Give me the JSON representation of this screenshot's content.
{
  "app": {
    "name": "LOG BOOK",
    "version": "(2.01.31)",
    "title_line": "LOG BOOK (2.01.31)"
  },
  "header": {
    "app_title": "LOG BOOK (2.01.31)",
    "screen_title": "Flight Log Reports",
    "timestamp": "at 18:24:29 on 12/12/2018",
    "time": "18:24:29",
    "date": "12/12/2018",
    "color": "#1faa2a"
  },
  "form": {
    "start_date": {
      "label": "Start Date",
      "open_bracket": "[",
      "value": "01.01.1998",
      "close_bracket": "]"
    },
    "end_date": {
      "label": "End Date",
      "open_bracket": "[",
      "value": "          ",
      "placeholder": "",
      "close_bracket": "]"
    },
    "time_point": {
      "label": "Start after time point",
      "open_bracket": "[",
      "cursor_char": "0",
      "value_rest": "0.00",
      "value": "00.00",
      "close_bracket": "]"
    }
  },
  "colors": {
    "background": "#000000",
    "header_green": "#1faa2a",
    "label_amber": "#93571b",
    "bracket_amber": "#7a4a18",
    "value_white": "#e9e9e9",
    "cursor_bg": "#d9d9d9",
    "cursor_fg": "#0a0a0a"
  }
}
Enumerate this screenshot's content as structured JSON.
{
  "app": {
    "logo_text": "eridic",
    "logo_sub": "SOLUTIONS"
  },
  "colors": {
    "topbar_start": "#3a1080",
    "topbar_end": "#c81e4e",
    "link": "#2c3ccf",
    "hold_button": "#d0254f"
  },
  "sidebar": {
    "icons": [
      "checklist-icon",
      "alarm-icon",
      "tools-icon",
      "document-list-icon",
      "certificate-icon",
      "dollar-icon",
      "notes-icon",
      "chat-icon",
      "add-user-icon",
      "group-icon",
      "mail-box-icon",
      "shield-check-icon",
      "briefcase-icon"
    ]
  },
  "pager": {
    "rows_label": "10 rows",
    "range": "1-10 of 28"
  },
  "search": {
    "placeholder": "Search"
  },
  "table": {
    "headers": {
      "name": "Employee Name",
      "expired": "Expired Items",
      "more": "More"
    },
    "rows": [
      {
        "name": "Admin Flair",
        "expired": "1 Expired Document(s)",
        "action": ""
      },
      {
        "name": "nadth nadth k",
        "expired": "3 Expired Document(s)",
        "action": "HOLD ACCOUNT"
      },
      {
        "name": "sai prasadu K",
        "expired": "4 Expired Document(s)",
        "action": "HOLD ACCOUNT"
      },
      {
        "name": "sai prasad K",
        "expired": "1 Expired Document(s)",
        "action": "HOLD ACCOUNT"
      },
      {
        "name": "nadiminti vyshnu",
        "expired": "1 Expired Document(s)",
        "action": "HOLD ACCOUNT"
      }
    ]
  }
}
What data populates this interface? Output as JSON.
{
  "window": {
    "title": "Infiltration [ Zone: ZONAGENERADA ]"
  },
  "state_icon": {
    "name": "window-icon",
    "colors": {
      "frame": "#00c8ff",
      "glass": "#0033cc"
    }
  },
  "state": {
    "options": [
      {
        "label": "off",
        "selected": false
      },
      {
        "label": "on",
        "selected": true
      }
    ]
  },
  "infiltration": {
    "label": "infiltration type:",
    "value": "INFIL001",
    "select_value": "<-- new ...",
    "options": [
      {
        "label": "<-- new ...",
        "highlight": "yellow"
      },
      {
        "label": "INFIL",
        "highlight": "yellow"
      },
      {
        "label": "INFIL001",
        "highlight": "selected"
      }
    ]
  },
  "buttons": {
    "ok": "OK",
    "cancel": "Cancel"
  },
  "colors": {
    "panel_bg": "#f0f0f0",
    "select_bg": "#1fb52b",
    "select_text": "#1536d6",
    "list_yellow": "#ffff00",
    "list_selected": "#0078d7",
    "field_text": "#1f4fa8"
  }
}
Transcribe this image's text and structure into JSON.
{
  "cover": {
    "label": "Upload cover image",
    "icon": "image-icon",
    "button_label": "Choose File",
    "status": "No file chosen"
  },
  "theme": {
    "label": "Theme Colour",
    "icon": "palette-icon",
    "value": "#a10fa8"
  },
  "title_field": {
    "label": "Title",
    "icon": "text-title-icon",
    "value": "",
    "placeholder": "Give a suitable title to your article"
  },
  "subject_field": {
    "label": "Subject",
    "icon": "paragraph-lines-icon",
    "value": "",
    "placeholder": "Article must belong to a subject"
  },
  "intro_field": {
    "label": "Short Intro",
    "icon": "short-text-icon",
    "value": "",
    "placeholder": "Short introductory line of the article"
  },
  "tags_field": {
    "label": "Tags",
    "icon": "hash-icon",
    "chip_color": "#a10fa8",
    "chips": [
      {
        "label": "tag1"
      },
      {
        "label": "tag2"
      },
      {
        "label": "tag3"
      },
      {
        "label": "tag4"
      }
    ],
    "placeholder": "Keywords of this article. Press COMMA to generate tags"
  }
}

**GIVEN REQUEST**
Check each line of the data above for the string "screenshot" and report only how many lines have it.

**EXERCISE SOLUTION**
2